Data shown
# # # # # # #
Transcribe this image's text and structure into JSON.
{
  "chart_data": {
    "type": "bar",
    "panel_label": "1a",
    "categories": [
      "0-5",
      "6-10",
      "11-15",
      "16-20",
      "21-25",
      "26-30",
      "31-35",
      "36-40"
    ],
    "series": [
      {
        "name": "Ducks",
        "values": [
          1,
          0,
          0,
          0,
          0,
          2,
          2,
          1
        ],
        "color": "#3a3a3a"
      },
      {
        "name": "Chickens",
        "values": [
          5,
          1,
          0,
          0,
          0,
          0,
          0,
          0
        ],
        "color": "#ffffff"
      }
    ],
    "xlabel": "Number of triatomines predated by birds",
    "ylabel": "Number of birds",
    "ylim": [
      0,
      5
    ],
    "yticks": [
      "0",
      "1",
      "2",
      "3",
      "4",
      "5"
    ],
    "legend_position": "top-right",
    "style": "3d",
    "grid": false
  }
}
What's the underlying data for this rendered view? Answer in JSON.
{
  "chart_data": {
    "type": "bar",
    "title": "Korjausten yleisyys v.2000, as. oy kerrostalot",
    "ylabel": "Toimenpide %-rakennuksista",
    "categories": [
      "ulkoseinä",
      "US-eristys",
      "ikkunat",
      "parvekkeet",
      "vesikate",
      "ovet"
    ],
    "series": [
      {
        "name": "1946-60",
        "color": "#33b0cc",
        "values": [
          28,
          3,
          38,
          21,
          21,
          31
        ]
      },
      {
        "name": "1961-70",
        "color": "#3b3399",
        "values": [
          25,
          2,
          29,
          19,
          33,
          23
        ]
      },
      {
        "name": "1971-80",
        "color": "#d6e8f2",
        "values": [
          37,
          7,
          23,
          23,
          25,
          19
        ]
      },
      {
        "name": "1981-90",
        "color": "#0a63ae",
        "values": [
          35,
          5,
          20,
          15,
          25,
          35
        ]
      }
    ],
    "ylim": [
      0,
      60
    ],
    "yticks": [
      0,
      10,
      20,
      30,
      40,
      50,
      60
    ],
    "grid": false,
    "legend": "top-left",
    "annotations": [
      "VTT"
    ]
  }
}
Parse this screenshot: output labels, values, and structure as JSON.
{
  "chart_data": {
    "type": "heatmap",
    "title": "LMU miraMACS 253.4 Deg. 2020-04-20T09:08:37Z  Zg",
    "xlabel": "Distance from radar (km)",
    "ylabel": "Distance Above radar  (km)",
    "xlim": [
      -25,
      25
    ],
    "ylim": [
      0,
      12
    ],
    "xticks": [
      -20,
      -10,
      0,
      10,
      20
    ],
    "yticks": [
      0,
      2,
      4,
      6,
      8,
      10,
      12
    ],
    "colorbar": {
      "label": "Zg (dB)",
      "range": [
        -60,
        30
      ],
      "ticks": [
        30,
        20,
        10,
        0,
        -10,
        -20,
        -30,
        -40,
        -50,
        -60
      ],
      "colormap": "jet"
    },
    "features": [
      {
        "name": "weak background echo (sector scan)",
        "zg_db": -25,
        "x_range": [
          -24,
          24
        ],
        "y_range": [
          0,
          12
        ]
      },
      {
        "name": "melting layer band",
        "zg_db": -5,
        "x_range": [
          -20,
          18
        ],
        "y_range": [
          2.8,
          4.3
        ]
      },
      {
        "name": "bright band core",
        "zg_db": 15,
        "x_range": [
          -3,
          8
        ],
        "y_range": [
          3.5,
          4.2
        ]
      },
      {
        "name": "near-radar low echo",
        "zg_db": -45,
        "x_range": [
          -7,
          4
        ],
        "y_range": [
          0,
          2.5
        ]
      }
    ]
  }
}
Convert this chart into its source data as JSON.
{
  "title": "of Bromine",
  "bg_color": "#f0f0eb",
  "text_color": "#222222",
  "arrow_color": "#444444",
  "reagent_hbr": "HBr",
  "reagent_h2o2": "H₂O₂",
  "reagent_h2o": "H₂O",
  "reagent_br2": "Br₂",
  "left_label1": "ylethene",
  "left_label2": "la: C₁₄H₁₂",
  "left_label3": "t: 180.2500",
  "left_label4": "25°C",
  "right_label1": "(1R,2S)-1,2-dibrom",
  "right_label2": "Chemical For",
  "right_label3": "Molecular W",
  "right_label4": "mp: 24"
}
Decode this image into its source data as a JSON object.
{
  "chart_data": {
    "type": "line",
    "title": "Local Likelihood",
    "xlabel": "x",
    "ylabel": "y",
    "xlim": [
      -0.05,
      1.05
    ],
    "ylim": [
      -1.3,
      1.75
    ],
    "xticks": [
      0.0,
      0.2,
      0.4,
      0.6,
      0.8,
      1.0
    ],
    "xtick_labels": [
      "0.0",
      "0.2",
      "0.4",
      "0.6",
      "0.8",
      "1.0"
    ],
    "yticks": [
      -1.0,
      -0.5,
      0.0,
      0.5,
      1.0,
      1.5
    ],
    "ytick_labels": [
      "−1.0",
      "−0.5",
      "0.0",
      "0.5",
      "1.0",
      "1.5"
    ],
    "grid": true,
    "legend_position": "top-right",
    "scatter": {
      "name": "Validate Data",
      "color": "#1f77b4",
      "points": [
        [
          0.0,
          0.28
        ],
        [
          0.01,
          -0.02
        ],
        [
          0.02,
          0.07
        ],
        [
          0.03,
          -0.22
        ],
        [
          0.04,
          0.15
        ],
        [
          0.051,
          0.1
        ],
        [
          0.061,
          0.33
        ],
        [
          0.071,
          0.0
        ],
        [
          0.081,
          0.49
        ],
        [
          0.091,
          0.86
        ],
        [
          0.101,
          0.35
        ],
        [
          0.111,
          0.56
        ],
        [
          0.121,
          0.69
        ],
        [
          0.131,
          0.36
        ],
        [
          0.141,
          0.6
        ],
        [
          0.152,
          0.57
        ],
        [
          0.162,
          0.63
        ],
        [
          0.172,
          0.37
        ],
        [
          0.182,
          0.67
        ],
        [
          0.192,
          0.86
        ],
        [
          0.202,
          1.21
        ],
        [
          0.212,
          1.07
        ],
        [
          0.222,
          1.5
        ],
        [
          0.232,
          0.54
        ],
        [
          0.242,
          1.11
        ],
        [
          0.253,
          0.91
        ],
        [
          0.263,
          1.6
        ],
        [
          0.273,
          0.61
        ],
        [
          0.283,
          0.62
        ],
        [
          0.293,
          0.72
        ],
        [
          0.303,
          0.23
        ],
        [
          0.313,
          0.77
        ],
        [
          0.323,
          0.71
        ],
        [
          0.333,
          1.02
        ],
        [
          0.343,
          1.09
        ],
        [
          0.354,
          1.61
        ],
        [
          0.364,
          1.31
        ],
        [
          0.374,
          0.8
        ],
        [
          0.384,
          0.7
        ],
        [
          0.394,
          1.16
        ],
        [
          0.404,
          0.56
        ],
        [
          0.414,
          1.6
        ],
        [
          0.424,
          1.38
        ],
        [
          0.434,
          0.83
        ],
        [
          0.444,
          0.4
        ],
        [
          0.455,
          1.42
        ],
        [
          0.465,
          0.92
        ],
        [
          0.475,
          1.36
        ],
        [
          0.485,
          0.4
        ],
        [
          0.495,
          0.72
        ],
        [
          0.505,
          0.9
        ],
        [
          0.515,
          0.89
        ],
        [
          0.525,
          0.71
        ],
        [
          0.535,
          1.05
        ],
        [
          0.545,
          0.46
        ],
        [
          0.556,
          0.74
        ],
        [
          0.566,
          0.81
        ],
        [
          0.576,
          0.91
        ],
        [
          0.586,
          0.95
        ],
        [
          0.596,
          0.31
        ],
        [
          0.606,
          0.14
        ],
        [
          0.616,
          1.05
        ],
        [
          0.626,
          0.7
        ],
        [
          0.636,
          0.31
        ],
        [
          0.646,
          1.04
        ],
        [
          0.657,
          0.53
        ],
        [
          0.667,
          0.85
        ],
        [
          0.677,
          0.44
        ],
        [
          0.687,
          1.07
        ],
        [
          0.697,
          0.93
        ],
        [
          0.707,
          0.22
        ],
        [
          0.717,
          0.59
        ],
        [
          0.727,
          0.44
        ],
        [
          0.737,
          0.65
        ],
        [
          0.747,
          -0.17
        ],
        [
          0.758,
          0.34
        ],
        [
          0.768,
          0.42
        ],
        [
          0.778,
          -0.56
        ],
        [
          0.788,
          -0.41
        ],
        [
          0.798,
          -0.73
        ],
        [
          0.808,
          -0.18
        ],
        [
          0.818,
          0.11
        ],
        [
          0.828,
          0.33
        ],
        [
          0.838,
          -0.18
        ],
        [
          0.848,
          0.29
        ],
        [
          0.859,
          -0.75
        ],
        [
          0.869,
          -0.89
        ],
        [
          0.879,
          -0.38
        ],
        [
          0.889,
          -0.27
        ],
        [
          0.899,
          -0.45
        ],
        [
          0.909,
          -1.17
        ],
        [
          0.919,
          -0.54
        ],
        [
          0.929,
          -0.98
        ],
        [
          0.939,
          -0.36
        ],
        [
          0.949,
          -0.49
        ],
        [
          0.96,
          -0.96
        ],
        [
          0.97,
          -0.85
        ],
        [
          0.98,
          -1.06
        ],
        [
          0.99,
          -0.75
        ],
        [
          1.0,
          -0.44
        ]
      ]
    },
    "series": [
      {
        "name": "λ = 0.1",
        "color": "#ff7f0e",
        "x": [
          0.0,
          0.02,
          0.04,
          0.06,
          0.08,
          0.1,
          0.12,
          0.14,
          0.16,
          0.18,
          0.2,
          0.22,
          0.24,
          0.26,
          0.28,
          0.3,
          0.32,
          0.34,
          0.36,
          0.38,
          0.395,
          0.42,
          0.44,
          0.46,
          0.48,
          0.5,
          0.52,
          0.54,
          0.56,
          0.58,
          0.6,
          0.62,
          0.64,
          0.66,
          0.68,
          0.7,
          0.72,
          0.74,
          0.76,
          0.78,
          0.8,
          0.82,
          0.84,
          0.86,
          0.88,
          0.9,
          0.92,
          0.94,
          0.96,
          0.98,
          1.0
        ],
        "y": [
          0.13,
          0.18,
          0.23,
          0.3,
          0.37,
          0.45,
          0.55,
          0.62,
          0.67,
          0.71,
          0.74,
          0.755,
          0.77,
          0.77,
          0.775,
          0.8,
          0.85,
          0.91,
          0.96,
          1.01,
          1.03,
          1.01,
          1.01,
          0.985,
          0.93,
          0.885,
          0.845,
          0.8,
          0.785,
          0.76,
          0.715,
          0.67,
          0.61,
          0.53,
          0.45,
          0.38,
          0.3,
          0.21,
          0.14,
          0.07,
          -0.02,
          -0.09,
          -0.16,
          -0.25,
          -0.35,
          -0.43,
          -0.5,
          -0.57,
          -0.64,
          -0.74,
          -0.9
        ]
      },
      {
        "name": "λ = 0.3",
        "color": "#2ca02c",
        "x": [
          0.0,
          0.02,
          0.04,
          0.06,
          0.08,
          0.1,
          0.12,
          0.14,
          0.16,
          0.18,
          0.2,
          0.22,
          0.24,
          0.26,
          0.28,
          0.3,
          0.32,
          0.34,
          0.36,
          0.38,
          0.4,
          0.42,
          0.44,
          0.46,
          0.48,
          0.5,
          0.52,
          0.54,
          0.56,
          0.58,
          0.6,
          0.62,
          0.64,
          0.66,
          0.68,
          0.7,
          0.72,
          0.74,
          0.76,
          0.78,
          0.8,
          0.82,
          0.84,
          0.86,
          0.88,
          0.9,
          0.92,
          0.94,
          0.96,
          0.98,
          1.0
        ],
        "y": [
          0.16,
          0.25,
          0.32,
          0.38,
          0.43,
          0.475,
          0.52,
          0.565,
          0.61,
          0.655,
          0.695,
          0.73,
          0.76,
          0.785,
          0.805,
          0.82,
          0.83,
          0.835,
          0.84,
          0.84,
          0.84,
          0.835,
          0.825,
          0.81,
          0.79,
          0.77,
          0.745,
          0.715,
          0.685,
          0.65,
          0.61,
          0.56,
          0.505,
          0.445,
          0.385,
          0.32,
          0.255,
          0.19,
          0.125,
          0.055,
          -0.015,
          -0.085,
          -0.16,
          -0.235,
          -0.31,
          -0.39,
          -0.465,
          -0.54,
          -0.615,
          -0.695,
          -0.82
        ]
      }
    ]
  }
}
# # # # # # #
What you have to do
All lines above containing the string "JSON" are to be collected.

Reply
Transcribe this image's text and structure into JSON.
What's the underlying data for this rendered view? Answer in JSON.
Parse this screenshot: output labels, values, and structure as JSON.
Convert this chart into its source data as JSON.
Decode this image into its source data as a JSON object.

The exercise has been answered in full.